(YOUR OBJECTIVE) In the rows below, switch every "counter" to "tally" and give the rows again with nothing else changed.
+--
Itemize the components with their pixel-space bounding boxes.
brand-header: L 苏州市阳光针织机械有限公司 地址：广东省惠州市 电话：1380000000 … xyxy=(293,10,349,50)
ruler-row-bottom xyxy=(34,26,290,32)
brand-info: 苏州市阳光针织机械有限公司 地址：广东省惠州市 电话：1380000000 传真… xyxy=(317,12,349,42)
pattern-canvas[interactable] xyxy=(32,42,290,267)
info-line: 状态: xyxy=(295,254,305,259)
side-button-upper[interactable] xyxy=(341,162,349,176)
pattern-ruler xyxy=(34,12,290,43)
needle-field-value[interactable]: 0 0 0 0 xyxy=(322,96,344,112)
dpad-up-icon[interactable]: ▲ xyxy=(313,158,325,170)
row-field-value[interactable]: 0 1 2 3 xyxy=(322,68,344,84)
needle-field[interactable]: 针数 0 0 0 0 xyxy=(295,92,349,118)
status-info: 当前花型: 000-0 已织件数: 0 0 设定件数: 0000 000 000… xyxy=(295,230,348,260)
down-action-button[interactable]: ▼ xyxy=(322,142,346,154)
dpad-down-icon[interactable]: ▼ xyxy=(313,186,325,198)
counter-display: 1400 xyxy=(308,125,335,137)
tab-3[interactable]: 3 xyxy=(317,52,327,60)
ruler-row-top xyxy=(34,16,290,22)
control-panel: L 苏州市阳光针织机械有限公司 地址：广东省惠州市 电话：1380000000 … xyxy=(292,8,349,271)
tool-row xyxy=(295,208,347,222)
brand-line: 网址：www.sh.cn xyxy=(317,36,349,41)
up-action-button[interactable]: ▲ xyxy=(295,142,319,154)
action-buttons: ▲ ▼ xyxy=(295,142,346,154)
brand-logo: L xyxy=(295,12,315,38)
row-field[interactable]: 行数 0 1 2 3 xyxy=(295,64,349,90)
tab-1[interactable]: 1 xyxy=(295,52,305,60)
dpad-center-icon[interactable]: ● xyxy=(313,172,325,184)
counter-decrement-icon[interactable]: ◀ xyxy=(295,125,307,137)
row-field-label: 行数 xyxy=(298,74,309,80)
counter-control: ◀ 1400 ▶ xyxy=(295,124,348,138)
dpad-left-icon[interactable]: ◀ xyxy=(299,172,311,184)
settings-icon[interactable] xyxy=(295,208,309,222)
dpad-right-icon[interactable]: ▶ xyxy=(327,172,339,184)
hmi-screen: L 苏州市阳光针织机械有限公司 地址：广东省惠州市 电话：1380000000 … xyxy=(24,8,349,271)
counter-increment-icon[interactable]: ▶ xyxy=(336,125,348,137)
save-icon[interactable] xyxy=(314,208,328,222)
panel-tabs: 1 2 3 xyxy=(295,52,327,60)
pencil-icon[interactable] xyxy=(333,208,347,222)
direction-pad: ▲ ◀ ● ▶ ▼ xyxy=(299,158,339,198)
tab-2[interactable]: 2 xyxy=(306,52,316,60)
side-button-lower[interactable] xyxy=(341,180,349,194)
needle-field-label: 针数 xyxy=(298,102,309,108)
+--
(EXPECTED ANSWER)
Itemize the components with their pixel-space bounding boxes.
brand-header: L 苏州市阳光针织机械有限公司 地址：广东省惠州市 电话：1380000000 … xyxy=(293,10,349,50)
ruler-row-bottom xyxy=(34,26,290,32)
brand-info: 苏州市阳光针织机械有限公司 地址：广东省惠州市 电话：1380000000 传真… xyxy=(317,12,349,42)
pattern-canvas[interactable] xyxy=(32,42,290,267)
info-line: 状态: xyxy=(295,254,305,259)
side-button-upper[interactable] xyxy=(341,162,349,176)
pattern-ruler xyxy=(34,12,290,43)
needle-field-value[interactable]: 0 0 0 0 xyxy=(322,96,344,112)
dpad-up-icon[interactable]: ▲ xyxy=(313,158,325,170)
row-field-value[interactable]: 0 1 2 3 xyxy=(322,68,344,84)
needle-field[interactable]: 针数 0 0 0 0 xyxy=(295,92,349,118)
status-info: 当前花型: 000-0 已织件数: 0 0 设定件数: 0000 000 000… xyxy=(295,230,348,260)
down-action-button[interactable]: ▼ xyxy=(322,142,346,154)
dpad-down-icon[interactable]: ▼ xyxy=(313,186,325,198)
tally-display: 1400 xyxy=(308,125,335,137)
tab-3[interactable]: 3 xyxy=(317,52,327,60)
ruler-row-top xyxy=(34,16,290,22)
control-panel: L 苏州市阳光针织机械有限公司 地址：广东省惠州市 电话：1380000000 … xyxy=(292,8,349,271)
tool-row xyxy=(295,208,347,222)
brand-line: 网址：www.sh.cn xyxy=(317,36,349,41)
up-action-button[interactable]: ▲ xyxy=(295,142,319,154)
action-buttons: ▲ ▼ xyxy=(295,142,346,154)
brand-logo: L xyxy=(295,12,315,38)
row-field[interactable]: 行数 0 1 2 3 xyxy=(295,64,349,90)
tab-1[interactable]: 1 xyxy=(295,52,305,60)
dpad-center-icon[interactable]: ● xyxy=(313,172,325,184)
tally-decrement-icon[interactable]: ◀ xyxy=(295,125,307,137)
row-field-label: 行数 xyxy=(298,74,309,80)
tally-control: ◀ 1400 ▶ xyxy=(295,124,348,138)
dpad-left-icon[interactable]: ◀ xyxy=(299,172,311,184)
settings-icon[interactable] xyxy=(295,208,309,222)
dpad-right-icon[interactable]: ▶ xyxy=(327,172,339,184)
hmi-screen: L 苏州市阳光针织机械有限公司 地址：广东省惠州市 电话：1380000000 … xyxy=(24,8,349,271)
tally-increment-icon[interactable]: ▶ xyxy=(336,125,348,137)
save-icon[interactable] xyxy=(314,208,328,222)
panel-tabs: 1 2 3 xyxy=(295,52,327,60)
pencil-icon[interactable] xyxy=(333,208,347,222)
direction-pad: ▲ ◀ ● ▶ ▼ xyxy=(299,158,339,198)
tab-2[interactable]: 2 xyxy=(306,52,316,60)
side-button-lower[interactable] xyxy=(341,180,349,194)
needle-field-label: 针数 xyxy=(298,102,309,108)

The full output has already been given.